— START —

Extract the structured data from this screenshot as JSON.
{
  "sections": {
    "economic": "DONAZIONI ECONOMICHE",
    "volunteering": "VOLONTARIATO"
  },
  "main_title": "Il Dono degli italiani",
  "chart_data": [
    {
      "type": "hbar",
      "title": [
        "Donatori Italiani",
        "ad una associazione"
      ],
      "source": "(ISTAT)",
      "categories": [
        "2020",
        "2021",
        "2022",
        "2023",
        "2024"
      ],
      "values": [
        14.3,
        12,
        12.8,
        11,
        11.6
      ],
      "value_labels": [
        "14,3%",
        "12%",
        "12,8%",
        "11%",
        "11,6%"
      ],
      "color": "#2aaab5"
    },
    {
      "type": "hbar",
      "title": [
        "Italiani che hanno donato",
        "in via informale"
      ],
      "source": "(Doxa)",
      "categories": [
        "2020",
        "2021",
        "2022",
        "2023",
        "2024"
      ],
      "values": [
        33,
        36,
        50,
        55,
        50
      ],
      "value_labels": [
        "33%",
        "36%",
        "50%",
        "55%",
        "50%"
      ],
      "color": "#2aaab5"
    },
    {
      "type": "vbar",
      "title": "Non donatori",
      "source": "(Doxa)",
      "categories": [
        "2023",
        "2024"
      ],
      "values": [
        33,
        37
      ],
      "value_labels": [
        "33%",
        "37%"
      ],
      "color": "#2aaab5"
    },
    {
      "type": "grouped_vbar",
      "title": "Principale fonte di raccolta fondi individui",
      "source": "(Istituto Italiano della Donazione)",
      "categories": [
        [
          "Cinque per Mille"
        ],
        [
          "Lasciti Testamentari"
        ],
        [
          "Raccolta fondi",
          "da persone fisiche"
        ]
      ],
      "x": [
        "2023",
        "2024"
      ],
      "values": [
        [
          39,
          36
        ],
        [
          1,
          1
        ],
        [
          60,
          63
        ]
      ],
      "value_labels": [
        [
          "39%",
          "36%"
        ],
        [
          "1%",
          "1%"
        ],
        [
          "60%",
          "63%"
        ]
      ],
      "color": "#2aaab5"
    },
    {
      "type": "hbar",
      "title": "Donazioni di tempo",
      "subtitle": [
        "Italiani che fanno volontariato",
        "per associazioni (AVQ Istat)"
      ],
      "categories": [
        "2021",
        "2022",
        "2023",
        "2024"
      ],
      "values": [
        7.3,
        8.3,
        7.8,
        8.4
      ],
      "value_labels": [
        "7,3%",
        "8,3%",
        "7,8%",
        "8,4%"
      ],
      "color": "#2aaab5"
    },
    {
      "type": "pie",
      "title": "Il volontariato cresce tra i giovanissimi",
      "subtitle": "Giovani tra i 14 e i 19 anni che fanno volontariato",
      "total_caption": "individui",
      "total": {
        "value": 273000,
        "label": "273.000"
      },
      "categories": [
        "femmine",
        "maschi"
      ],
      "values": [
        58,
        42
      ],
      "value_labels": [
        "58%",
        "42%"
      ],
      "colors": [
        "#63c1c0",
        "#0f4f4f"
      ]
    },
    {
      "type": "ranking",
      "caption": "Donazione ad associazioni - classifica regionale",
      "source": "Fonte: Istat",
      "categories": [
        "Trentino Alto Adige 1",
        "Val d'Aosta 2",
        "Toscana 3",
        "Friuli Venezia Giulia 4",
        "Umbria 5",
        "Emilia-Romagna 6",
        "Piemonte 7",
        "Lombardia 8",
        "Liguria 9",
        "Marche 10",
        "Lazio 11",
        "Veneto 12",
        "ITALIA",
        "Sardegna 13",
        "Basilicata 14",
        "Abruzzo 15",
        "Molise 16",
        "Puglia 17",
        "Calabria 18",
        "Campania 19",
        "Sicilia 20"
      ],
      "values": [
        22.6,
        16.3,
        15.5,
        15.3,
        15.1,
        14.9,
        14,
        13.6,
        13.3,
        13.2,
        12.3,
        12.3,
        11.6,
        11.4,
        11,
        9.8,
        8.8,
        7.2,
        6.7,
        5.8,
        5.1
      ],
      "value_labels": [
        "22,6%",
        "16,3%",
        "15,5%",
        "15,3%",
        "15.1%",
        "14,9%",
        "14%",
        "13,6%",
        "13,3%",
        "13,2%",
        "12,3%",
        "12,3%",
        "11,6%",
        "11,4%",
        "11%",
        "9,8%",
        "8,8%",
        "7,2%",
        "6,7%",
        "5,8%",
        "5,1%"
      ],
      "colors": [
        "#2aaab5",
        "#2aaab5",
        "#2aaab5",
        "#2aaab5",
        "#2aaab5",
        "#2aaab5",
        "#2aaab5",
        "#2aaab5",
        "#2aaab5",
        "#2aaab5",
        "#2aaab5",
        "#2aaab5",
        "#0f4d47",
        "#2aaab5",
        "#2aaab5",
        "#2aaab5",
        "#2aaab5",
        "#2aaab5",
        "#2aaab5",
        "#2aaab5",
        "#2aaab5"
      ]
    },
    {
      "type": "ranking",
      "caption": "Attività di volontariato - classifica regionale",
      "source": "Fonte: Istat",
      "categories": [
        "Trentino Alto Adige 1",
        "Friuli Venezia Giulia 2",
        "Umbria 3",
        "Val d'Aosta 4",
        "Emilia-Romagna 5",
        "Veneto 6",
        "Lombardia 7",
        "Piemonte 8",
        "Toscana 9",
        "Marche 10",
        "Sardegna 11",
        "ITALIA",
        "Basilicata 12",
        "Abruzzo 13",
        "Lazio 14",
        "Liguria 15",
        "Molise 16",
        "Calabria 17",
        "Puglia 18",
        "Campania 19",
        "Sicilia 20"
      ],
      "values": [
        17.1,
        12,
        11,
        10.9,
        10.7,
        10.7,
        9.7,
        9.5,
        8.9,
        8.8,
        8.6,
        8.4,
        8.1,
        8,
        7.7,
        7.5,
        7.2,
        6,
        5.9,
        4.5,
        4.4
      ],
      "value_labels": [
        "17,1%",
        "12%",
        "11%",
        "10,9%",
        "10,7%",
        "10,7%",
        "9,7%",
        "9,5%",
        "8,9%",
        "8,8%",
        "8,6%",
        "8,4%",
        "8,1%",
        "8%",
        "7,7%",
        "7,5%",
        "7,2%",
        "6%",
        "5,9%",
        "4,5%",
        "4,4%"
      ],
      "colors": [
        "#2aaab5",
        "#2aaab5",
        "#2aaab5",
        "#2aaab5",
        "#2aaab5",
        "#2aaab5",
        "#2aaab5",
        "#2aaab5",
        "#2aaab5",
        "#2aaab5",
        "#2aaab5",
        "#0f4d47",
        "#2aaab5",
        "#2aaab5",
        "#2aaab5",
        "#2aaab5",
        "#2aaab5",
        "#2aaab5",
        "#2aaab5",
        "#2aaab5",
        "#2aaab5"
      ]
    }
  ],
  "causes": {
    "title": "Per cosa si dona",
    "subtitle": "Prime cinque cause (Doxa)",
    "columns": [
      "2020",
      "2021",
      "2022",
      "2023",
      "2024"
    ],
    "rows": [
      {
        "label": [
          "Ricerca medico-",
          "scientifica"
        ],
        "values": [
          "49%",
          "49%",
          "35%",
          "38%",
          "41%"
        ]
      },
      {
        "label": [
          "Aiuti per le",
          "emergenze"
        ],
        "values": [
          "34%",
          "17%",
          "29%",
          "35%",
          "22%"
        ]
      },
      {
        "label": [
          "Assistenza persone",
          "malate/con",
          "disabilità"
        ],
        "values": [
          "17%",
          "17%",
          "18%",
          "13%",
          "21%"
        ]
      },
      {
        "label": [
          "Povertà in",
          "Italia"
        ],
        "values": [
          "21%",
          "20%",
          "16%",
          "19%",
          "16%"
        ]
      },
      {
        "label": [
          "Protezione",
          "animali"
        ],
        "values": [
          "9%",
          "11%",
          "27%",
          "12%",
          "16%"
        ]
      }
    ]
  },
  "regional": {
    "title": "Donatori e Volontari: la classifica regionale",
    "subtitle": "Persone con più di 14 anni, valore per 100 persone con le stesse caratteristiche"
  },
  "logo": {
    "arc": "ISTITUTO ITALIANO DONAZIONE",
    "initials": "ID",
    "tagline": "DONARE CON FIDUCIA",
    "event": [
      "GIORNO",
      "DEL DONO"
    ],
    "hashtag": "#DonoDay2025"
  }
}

— END —

Brief - Locate the word "regionale" in the records above, and return each line that has it.

The completed task -
      "caption": "Donazione ad associazioni - classifica regionale",
      "caption": "Attività di volontariato - classifica regionale",
    "title": "Donatori e Volontari: la classifica regionale",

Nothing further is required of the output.